» EXERCISE BRIEF:
Retype each line of the material exactly, please, skipping any picture in it.

» DATA FOR THE TASK:
-----

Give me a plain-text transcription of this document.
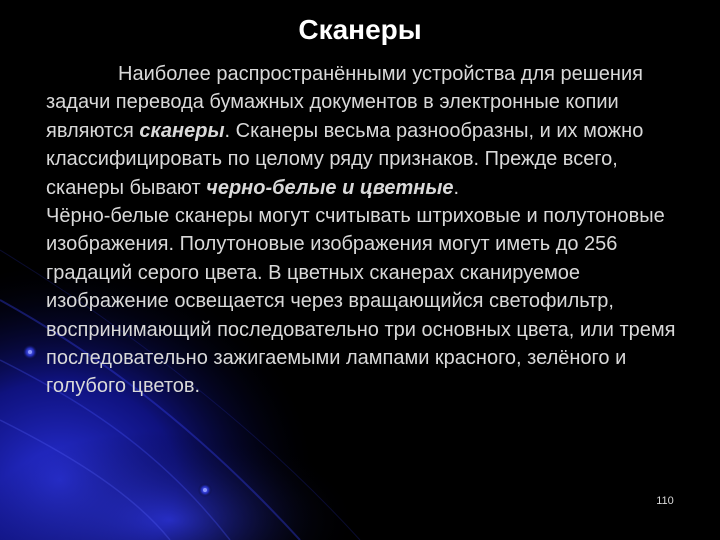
Сканеры

Наиболее распространёнными устройства для решения задачи перевода бумажных документов в электронные копии являются сканеры. Сканеры весьма разнообразны, и их можно классифицировать по целому ряду признаков. Прежде всего, сканеры бывают черно-белые и цветные.

Чёрно-белые сканеры могут считывать штриховые и полутоновые изображения. Полутоновые изображения могут иметь до 256 градаций серого цвета. В цветных сканерах сканируемое изображение освещается через вращающийся светофильтр, воспринимающий последовательно три основных цвета, или тремя последовательно зажигаемыми лампами красного, зелёного и голубого цветов.

110
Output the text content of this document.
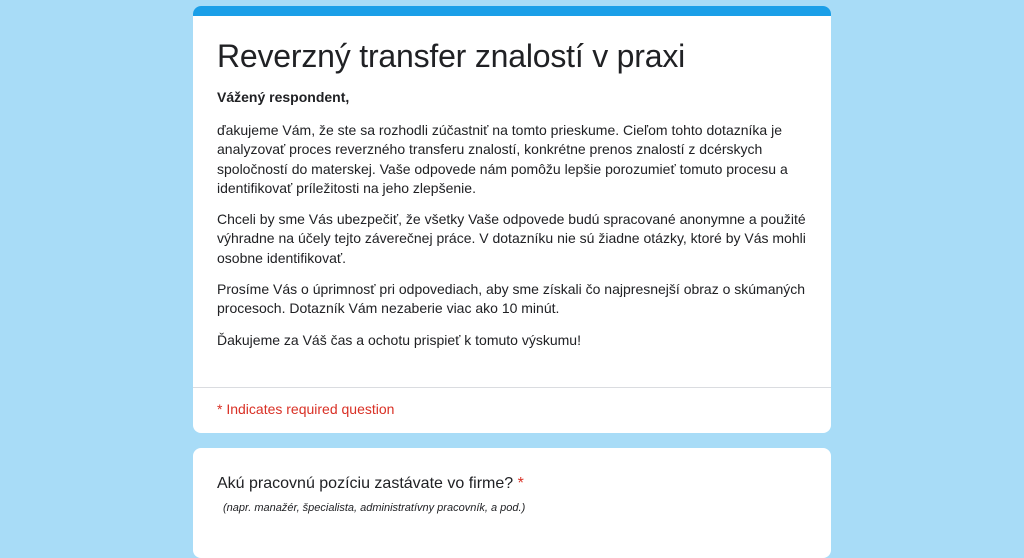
Reverzný transfer znalostí v praxi

Vážený respondent,

ďakujeme Vám, že ste sa rozhodli zúčastniť na tomto prieskume. Cieľom tohto dotazníka je analyzovať proces reverzného transferu znalostí, konkrétne prenos znalostí z dcérskych spoločností do materskej. Vaše odpovede nám pomôžu lepšie porozumieť tomuto procesu a identifikovať príležitosti na jeho zlepšenie.

Chceli by sme Vás ubezpečiť, že všetky Vaše odpovede budú spracované anonymne a použité výhradne na účely tejto záverečnej práce. V dotazníku nie sú žiadne otázky, ktoré by Vás mohli osobne identifikovať.

Prosíme Vás o úprimnosť pri odpovediach, aby sme získali čo najpresnejší obraz o skúmaných procesoch. Dotazník Vám nezaberie viac ako 10 minút.

Ďakujeme za Váš čas a ochotu prispieť k tomuto výskumu!

* Indicates required question
Akú pracovnú pozíciu zastávate vo firme? *
(napr. manažér, špecialista, administratívny pracovník, a pod.)
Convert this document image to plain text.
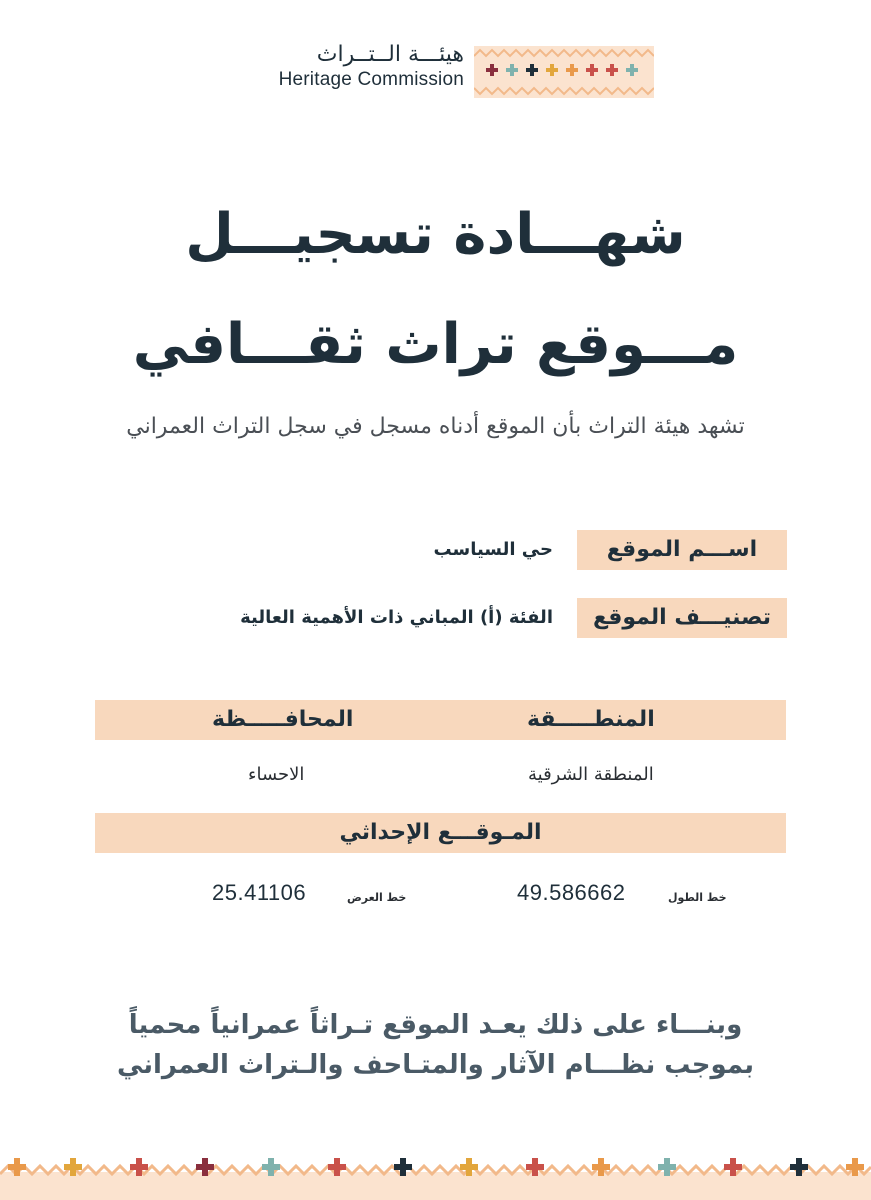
هيئـــة الــتــراث
Heritage Commission
شهـــادة تسجيـــل
مـــوقع تراث ثقـــافي
تشهد هيئة التراث بأن الموقع أدناه مسجل في سجل التراث العمراني
اســـم الموقع
حي السياسب
تصنيـــف الموقع
الفئة (أ) المباني ذات الأهمية العالية
المنطـــــقة
المحافـــــظة
المنطقة الشرقية
الاحساء
المـوقـــع الإحداثي
خط الطول
49.586662
خط العرض
25.41106
وبنـــاء على ذلك يعـد الموقع تـراثاً عمرانياً محمياً
بموجب نظـــام الآثار والمتـاحف والـتراث العمراني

-----

» ANSWER TO THIS PROBLEM:
Give me a plain-text transcription of this document.
Сканеры

Наиболее распространёнными устройства для решения задачи перевода бумажных документов в электронные копии являются сканеры. Сканеры весьма разнообразны, и их можно классифицировать по целому ряду признаков. Прежде всего, сканеры бывают черно-белые и цветные.

Чёрно-белые сканеры могут считывать штриховые и полутоновые изображения. Полутоновые изображения могут иметь до 256 градаций серого цвета. В цветных сканерах сканируемое изображение освещается через вращающийся светофильтр, воспринимающий последовательно три основных цвета, или тремя последовательно зажигаемыми лампами красного, зелёного и голубого цветов.

110
Output the text content of this document.
Reverzný transfer znalostí v praxi

Vážený respondent,

ďakujeme Vám, že ste sa rozhodli zúčastniť na tomto prieskume. Cieľom tohto dotazníka je analyzovať proces reverzného transferu znalostí, konkrétne prenos znalostí z dcérskych spoločností do materskej. Vaše odpovede nám pomôžu lepšie porozumieť tomuto procesu a identifikovať príležitosti na jeho zlepšenie.

Chceli by sme Vás ubezpečiť, že všetky Vaše odpovede budú spracované anonymne a použité výhradne na účely tejto záverečnej práce. V dotazníku nie sú žiadne otázky, ktoré by Vás mohli osobne identifikovať.

Prosíme Vás o úprimnosť pri odpovediach, aby sme získali čo najpresnejší obraz o skúmaných procesoch. Dotazník Vám nezaberie viac ako 10 minút.

Ďakujeme za Váš čas a ochotu prispieť k tomuto výskumu!

* Indicates required question
Akú pracovnú pozíciu zastávate vo firme? *
(napr. manažér, špecialista, administratívny pracovník, a pod.)
Convert this document image to plain text.
هيئـــة الــتــراث
Heritage Commission
شهـــادة تسجيـــل
مـــوقع تراث ثقـــافي
تشهد هيئة التراث بأن الموقع أدناه مسجل في سجل التراث العمراني
اســـم الموقع
حي السياسب
تصنيـــف الموقع
الفئة (أ) المباني ذات الأهمية العالية
المنطـــــقة
المحافـــــظة
المنطقة الشرقية
الاحساء
المـوقـــع الإحداثي
خط الطول
49.586662
خط العرض
25.41106
وبنـــاء على ذلك يعـد الموقع تـراثاً عمرانياً محمياً
بموجب نظـــام الآثار والمتـاحف والـتراث العمراني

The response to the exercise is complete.